Information supplied:

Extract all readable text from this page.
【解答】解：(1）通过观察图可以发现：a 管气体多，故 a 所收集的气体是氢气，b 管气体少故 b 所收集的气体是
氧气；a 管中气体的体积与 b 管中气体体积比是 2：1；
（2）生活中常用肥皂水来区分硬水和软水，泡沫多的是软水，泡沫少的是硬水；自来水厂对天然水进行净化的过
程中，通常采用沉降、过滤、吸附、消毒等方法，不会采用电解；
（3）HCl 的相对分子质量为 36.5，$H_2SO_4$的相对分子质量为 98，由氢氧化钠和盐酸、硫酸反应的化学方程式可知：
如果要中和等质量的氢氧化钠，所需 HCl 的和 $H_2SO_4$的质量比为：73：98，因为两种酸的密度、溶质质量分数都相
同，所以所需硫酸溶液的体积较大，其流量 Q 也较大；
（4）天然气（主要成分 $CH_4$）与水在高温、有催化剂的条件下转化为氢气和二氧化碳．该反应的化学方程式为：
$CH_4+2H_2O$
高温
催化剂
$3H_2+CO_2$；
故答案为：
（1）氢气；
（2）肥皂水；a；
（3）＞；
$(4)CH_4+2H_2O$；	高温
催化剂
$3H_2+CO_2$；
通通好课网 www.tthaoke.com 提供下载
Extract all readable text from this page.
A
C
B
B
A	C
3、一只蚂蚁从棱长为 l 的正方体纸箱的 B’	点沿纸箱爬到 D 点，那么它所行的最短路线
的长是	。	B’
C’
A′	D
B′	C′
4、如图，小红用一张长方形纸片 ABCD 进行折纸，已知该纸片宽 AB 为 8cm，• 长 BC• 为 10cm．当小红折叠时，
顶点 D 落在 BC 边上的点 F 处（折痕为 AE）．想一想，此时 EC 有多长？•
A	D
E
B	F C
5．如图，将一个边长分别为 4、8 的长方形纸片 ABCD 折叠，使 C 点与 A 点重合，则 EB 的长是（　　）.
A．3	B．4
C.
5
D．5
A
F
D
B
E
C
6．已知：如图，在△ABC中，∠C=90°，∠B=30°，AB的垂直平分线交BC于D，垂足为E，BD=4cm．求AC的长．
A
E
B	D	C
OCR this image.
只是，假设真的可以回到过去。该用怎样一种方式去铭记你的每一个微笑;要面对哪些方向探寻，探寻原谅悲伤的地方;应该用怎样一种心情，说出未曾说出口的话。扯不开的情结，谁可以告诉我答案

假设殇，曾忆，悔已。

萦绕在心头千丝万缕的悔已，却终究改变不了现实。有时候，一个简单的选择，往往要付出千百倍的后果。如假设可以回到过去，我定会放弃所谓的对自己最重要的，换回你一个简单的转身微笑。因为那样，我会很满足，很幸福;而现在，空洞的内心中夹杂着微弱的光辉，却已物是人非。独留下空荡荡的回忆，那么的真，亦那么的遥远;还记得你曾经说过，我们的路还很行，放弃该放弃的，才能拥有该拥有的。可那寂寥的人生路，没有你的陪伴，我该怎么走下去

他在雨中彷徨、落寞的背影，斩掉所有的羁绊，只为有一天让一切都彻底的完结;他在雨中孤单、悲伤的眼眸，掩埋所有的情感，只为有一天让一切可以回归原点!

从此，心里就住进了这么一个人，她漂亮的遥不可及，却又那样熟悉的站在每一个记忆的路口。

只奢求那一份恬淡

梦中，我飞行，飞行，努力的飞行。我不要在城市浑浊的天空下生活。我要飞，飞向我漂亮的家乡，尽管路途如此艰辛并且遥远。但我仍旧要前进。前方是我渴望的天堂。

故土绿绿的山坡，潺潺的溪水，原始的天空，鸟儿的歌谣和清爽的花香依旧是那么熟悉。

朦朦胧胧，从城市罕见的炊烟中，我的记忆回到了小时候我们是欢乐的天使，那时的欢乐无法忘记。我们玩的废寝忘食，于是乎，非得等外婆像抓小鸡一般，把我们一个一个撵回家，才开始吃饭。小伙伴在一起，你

Aim of the task:
Find the lines containing "ABCD" and pull them out.

Response to this exercise:
4、如图，小红用一张长方形纸片 ABCD 进行折纸，已知该纸片宽 AB 为 8cm，• 长 BC• 为 10cm．当小红折叠时，
5．如图，将一个边长分别为 4、8 的长方形纸片 ABCD 折叠，使 C 点与 A 点重合，则 EB 的长是（　　）.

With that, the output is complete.